The task ▸
From the entries below, extract every line that includes the word "name".

Record excerpts ▸
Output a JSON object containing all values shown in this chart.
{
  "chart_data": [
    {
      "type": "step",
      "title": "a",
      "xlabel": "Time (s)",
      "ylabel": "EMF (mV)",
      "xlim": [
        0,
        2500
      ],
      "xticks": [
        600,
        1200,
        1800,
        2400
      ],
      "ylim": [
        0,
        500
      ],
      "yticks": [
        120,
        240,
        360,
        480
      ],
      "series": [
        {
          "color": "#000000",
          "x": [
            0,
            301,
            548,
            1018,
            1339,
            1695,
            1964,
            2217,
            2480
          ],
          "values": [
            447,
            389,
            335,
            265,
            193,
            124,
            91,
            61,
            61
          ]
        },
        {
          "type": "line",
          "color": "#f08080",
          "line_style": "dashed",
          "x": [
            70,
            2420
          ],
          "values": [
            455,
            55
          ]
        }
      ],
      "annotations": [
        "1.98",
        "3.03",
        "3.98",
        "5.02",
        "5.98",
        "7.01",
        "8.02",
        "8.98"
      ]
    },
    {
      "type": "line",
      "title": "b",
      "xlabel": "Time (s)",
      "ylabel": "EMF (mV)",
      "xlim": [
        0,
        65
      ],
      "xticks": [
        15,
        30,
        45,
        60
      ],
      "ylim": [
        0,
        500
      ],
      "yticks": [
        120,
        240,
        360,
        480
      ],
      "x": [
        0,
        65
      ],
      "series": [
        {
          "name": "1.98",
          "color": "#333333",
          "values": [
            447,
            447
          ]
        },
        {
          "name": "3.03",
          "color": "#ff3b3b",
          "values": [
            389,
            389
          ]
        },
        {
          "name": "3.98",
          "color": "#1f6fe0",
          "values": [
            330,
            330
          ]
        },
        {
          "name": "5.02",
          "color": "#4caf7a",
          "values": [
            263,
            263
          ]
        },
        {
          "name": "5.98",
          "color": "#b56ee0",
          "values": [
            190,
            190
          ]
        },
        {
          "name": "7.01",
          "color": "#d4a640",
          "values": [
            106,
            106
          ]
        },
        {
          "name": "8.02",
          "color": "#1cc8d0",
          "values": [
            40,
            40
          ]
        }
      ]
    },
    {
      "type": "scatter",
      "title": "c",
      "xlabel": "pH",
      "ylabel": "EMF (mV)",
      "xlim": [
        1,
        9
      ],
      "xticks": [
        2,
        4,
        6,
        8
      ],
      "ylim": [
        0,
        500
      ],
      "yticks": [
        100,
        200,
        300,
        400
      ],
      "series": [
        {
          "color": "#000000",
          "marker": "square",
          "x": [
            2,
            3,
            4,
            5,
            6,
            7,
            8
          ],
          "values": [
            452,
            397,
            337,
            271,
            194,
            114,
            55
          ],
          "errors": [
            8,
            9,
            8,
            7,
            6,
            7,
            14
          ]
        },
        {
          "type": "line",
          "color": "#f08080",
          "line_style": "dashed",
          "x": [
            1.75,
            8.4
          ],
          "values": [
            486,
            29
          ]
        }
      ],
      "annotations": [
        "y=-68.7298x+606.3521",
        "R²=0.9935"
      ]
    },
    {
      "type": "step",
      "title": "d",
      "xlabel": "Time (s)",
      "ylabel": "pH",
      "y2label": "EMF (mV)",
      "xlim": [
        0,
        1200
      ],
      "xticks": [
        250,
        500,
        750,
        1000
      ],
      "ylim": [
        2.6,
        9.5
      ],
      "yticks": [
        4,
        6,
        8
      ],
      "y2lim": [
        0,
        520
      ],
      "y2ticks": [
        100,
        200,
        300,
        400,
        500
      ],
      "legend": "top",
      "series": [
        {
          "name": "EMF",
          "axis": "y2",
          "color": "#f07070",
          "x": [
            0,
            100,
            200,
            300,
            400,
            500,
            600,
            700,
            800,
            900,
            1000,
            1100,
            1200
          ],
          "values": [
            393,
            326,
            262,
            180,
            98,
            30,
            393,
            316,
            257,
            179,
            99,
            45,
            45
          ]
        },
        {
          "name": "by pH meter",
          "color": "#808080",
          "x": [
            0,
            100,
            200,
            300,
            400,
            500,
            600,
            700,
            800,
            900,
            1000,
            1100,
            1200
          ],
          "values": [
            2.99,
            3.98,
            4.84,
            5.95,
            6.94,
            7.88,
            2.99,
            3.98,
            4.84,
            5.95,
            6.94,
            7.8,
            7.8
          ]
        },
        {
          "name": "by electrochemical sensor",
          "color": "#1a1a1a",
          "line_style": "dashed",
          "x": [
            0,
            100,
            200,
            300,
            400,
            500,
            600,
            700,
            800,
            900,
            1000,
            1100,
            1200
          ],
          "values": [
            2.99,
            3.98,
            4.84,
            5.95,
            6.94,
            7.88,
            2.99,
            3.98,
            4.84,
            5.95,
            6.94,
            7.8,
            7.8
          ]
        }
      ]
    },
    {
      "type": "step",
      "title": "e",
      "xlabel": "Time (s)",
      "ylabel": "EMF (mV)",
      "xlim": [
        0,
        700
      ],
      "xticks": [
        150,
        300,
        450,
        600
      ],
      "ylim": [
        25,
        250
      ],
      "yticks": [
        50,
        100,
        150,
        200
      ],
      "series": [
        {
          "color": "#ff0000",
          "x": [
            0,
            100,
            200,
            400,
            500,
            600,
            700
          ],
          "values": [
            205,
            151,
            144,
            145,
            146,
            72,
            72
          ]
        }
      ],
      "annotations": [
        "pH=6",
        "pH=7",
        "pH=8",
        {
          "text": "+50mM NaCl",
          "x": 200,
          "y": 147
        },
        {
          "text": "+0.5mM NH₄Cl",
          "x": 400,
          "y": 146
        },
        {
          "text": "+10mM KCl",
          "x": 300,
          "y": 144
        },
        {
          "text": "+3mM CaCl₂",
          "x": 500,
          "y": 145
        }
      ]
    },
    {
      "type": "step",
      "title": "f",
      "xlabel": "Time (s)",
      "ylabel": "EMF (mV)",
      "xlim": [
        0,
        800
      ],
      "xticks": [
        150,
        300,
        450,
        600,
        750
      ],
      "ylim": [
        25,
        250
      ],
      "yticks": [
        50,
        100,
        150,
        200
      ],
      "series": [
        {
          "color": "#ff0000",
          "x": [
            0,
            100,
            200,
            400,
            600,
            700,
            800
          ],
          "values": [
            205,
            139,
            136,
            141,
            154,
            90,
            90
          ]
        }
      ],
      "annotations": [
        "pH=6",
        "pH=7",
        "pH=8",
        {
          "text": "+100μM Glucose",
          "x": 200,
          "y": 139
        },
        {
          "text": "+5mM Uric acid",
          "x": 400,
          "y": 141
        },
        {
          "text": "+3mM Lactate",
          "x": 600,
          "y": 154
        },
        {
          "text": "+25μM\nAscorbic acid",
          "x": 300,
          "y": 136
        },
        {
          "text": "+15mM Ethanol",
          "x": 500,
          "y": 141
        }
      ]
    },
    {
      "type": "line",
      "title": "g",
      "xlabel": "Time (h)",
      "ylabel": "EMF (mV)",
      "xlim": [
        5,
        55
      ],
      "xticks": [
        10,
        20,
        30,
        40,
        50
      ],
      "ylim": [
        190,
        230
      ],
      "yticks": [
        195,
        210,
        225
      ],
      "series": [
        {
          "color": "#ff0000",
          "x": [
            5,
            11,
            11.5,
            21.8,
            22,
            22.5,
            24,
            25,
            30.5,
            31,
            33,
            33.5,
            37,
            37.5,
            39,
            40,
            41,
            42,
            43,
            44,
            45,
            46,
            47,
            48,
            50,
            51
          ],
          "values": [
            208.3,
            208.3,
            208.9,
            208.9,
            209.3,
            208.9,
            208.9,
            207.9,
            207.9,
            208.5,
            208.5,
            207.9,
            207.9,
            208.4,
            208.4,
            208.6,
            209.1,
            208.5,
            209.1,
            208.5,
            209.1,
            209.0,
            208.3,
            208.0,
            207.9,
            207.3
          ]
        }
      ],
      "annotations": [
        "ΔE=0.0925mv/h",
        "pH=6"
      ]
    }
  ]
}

Exercise response ▸
          "name": "1.98",
          "name": "3.03",
          "name": "3.98",
          "name": "5.02",
          "name": "5.98",
          "name": "7.01",
          "name": "8.02",
          "name": "EMF",
          "name": "by pH meter",
          "name": "by electrochemical sensor",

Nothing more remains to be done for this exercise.